# WHAT THE TASK ASKS
Your task is to return, word for word, only the lines from the line with "Give me the" through the close of the data. Exclude all pictures.

# INFORMATION SHOWN
★ ★ ★ ★ ★
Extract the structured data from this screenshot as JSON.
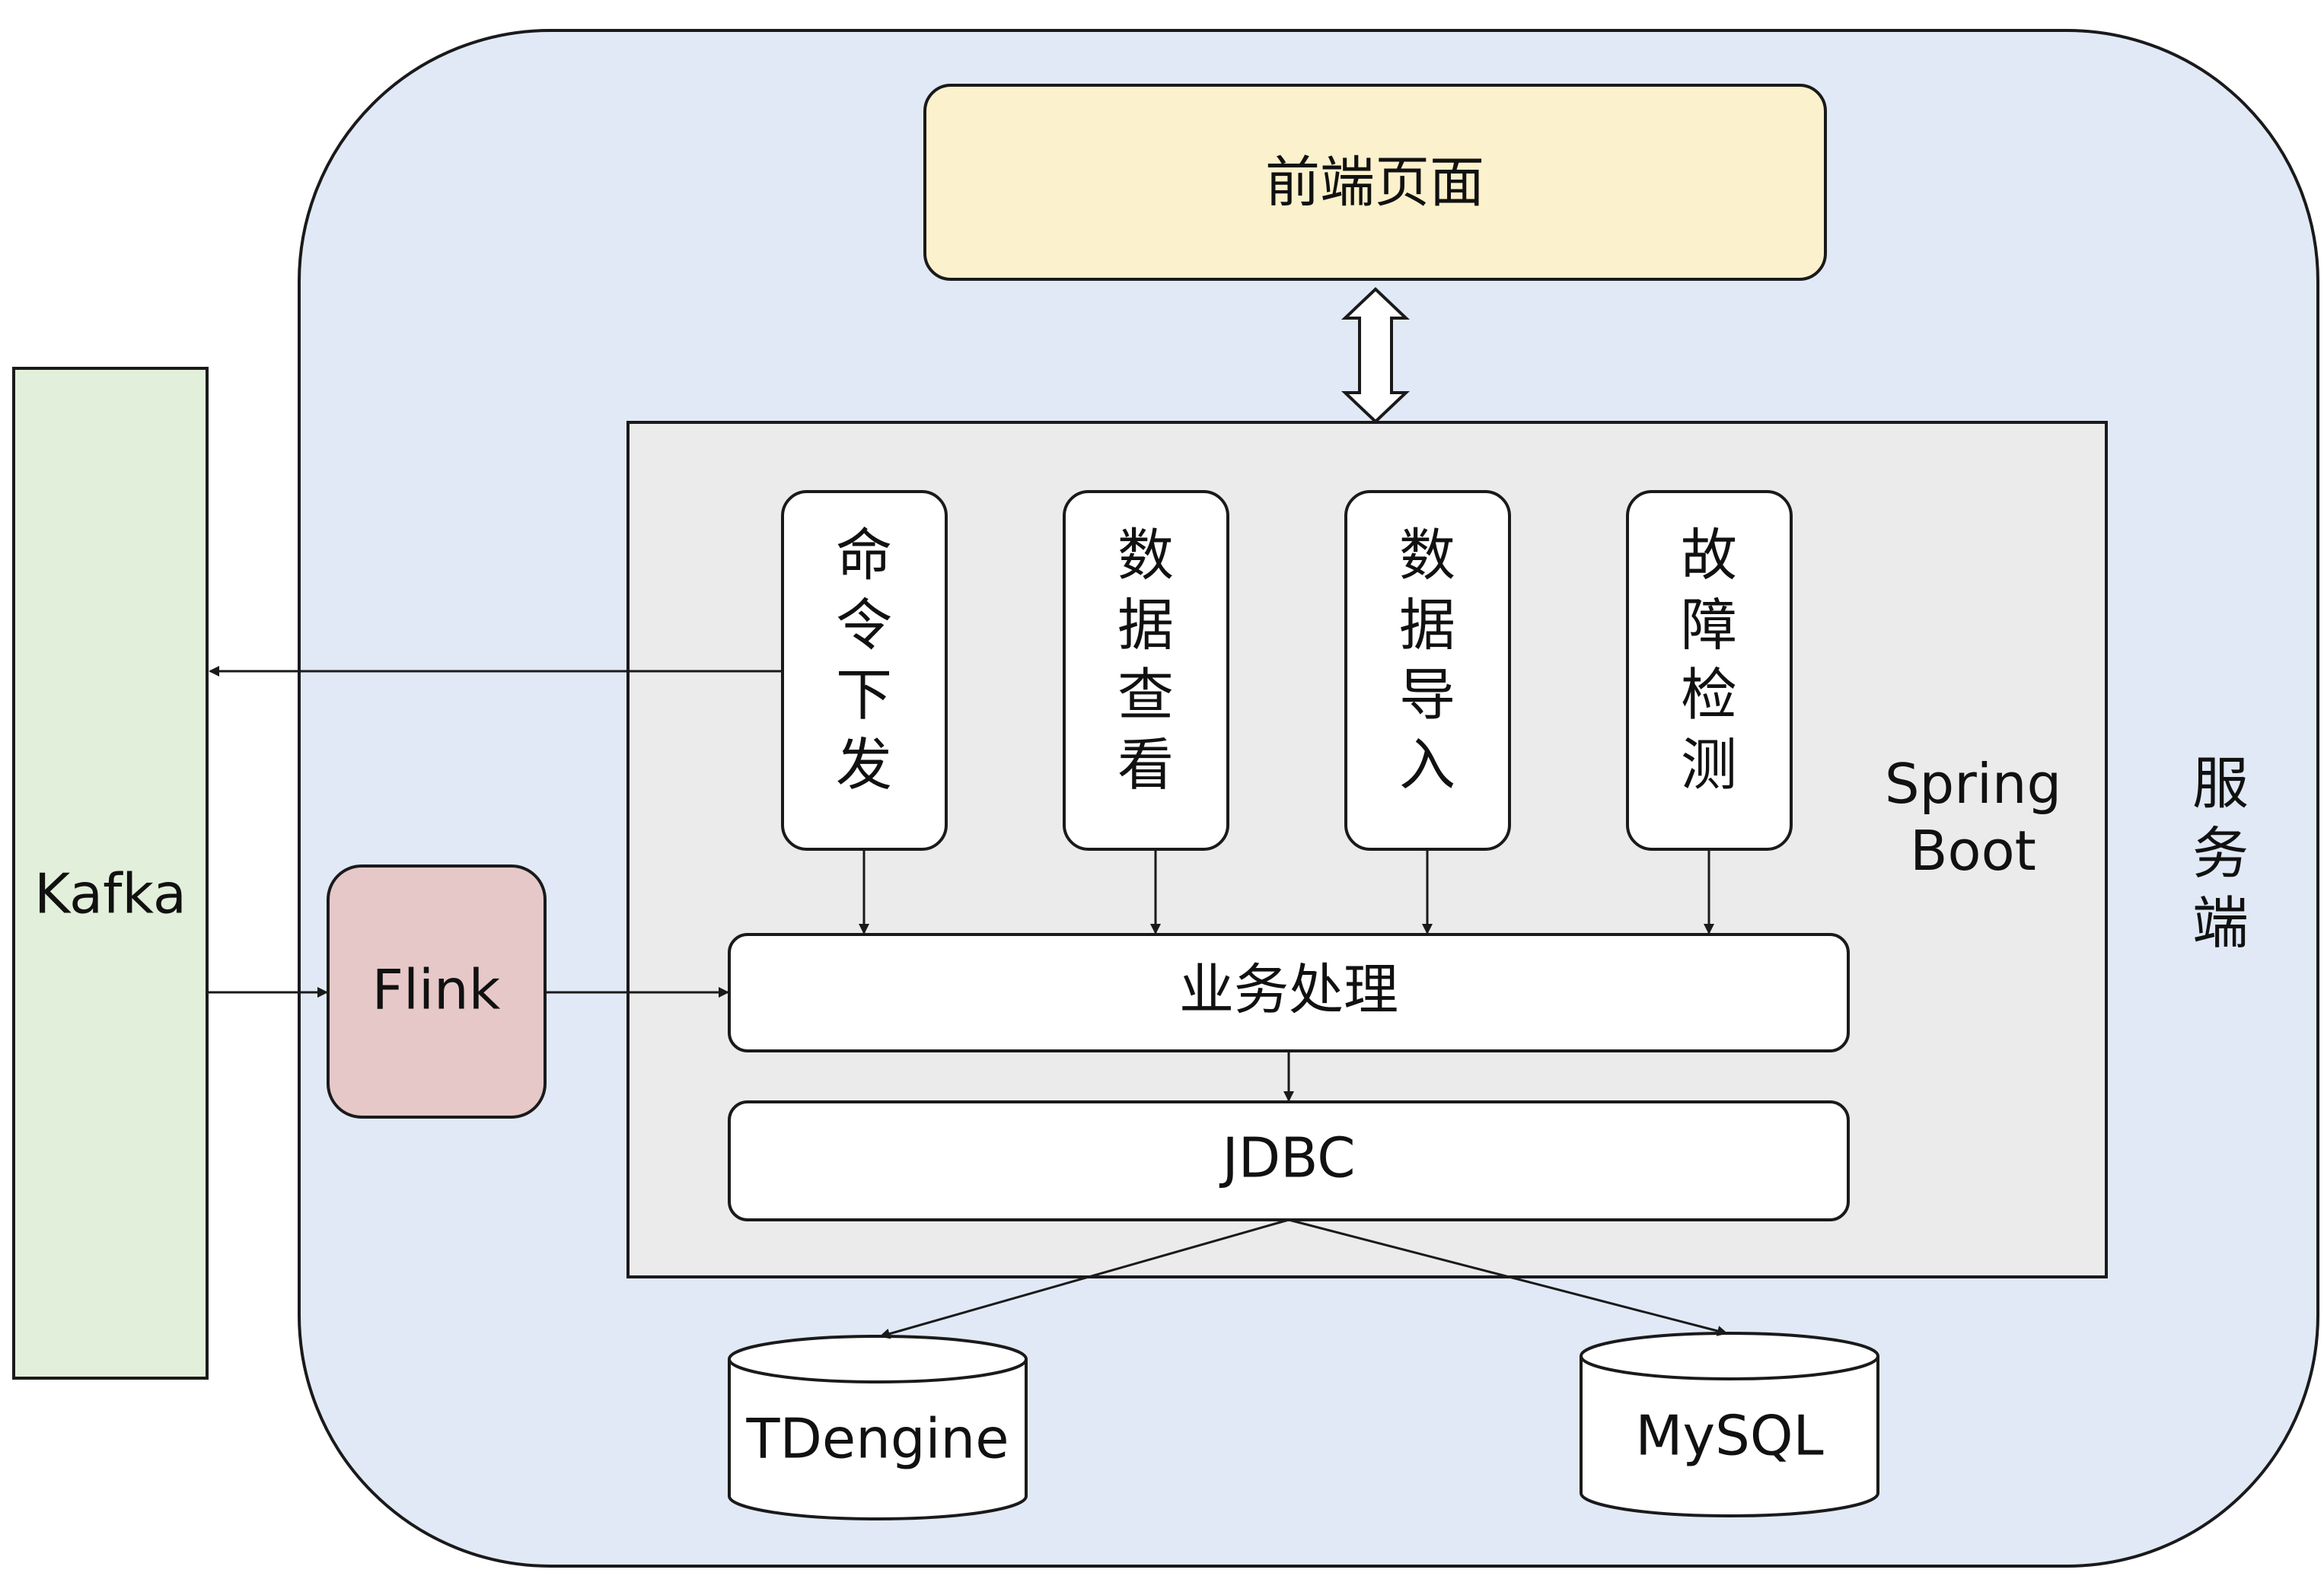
{
  "diagram": {
    "server_container": {
      "label": "服\n务\n端"
    },
    "kafka": {
      "label": "Kafka"
    },
    "flink": {
      "label": "Flink"
    },
    "frontend": {
      "label": "前端页面"
    },
    "spring_boot": {
      "label": "Spring\nBoot"
    },
    "modules": [
      {
        "label": "命\n令\n下\n发"
      },
      {
        "label": "数\n据\n查\n看"
      },
      {
        "label": "数\n据\n导\n入"
      },
      {
        "label": "故\n障\n检\n测"
      }
    ],
    "business": {
      "label": "业务处理"
    },
    "jdbc": {
      "label": "JDBC"
    },
    "databases": [
      {
        "label": "TDengine"
      },
      {
        "label": "MySQL"
      }
    ]
  },
  "colors": {
    "server_fill": "#e1e9f6",
    "kafka_fill": "#e2efda",
    "flink_fill": "#e6c8c8",
    "frontend_fill": "#fbf1cc",
    "spring_fill": "#ebebeb",
    "box_fill": "#ffffff",
    "stroke": "#1a1a1a"
  }
}
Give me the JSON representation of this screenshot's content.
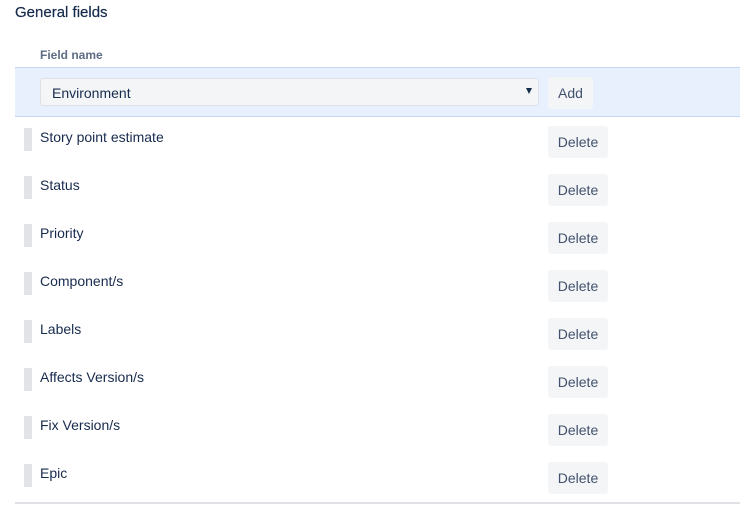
{
  "section": {
    "title": "General fields"
  },
  "table": {
    "column_header": "Field name"
  },
  "add_row": {
    "selected_field": "Environment",
    "caret_icon": "caret-down-icon",
    "add_label": "Add"
  },
  "fields": [
    {
      "label": "Story point estimate",
      "delete_label": "Delete"
    },
    {
      "label": "Status",
      "delete_label": "Delete"
    },
    {
      "label": "Priority",
      "delete_label": "Delete"
    },
    {
      "label": "Component/s",
      "delete_label": "Delete"
    },
    {
      "label": "Labels",
      "delete_label": "Delete"
    },
    {
      "label": "Affects Version/s",
      "delete_label": "Delete"
    },
    {
      "label": "Fix Version/s",
      "delete_label": "Delete"
    },
    {
      "label": "Epic",
      "delete_label": "Delete"
    }
  ],
  "colors": {
    "add_row_background": "#e9f0fd",
    "button_background": "#f4f5f7",
    "text": "#172b4d",
    "muted_text": "#5e6c84"
  }
}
★ ★ ★ ★ ★
# THE SOLUTION
Give me the JSON representation of this screenshot's content.
{
  "section": {
    "title": "General fields"
  },
  "table": {
    "column_header": "Field name"
  },
  "add_row": {
    "selected_field": "Environment",
    "caret_icon": "caret-down-icon",
    "add_label": "Add"
  },
  "fields": [
    {
      "label": "Story point estimate",
      "delete_label": "Delete"
    },
    {
      "label": "Status",
      "delete_label": "Delete"
    },
    {
      "label": "Priority",
      "delete_label": "Delete"
    },
    {
      "label": "Component/s",
      "delete_label": "Delete"
    },
    {
      "label": "Labels",
      "delete_label": "Delete"
    },
    {
      "label": "Affects Version/s",
      "delete_label": "Delete"
    },
    {
      "label": "Fix Version/s",
      "delete_label": "Delete"
    },
    {
      "label": "Epic",
      "delete_label": "Delete"
    }
  ],
  "colors": {
    "add_row_background": "#e9f0fd",
    "button_background": "#f4f5f7",
    "text": "#172b4d",
    "muted_text": "#5e6c84"
  }
}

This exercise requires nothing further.